Directive:
Please rewrite the part of the book summary that opens with "The 7 Habits" and closes with "produces the results.", swapping "effectiveness" for "efficacy" throughout.

The 7 Habits of Highly Effective People, first published in 1989, is a business and self-help book written by Stephen R. Covey. Covey presents an approach to being effective in attaining goals by aligning oneself to what he calls "true north" principles based on a character ethic that he presents as universal and timeless.

Covey defines effectiveness as the balance of obtaining desirable results with caring for that which produces those results. He illustrates this by referring to the fable of the goose that laid the golden eggs. He further claims that effectiveness can be expressed in terms of the P/PC ratio, where P refers to getting desired results and PC is caring for that which produces the results.

This best-known book of Covey has sold more than 40 million copies worldwide since its first publication. The audio version became the first non-fiction audio-book in U.S. publishing history to sell more than one million copies. Covey argues against what he calls the personality ethic, that he sees as prevalent in many modern self-help books. He promotes what he labels the character ethic: aligning one's values with so-called universal and timeless principles. In doing this, Covey distinguishes principles and values. He sees principles as external natural laws, while values remain internal and subjective. Our values govern our behavior, while principles ultimately determine the consequences. Covey presents his teachings in a series of habits, manifesting as a progression from dependence through independence on to interdependence.

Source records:
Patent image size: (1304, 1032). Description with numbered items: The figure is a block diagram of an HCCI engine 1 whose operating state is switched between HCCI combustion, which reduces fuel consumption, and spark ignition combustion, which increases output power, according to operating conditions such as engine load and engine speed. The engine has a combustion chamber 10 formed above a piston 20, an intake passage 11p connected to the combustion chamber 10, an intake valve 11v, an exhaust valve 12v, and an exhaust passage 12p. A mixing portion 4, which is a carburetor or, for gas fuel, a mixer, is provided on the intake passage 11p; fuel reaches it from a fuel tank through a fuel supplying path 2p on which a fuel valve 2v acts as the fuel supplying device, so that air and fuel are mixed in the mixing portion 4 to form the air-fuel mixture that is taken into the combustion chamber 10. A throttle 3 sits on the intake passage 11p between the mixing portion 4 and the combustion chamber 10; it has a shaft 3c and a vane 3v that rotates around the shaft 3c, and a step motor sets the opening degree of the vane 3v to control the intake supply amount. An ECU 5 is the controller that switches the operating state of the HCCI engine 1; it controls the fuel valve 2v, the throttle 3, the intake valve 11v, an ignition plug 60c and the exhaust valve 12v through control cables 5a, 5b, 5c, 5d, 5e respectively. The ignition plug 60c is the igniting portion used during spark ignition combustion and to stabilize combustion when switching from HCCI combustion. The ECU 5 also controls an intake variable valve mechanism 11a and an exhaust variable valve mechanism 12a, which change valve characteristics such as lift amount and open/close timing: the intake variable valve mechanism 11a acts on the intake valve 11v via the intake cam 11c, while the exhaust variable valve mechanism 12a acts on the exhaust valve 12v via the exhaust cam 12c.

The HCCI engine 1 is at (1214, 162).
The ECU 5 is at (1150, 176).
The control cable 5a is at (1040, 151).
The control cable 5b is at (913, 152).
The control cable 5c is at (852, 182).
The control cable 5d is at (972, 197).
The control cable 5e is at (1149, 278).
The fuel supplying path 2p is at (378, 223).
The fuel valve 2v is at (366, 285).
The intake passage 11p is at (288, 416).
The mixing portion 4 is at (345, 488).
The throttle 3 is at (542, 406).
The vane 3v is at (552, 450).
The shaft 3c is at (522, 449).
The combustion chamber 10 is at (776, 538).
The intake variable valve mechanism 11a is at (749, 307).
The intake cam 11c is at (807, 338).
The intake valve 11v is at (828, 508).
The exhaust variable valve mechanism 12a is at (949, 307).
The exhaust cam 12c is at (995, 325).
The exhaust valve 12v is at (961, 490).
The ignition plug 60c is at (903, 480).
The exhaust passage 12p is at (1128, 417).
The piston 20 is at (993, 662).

Right answer:
The 7 Habits of Highly Effective People, first published in 1989, is a business and self-help book written by Stephen R. Covey. Covey presents an approach to being effective in attaining goals by aligning oneself to what he calls "true north" principles based on a character ethic that he presents as universal and timeless.

Covey defines efficacy as the balance of obtaining desirable results with caring for that which produces those results. He illustrates this by referring to the fable of the goose that laid the golden eggs. He further claims that efficacy can be expressed in terms of the P/PC ratio, where P refers to getting desired results and PC is caring for that which produces the results.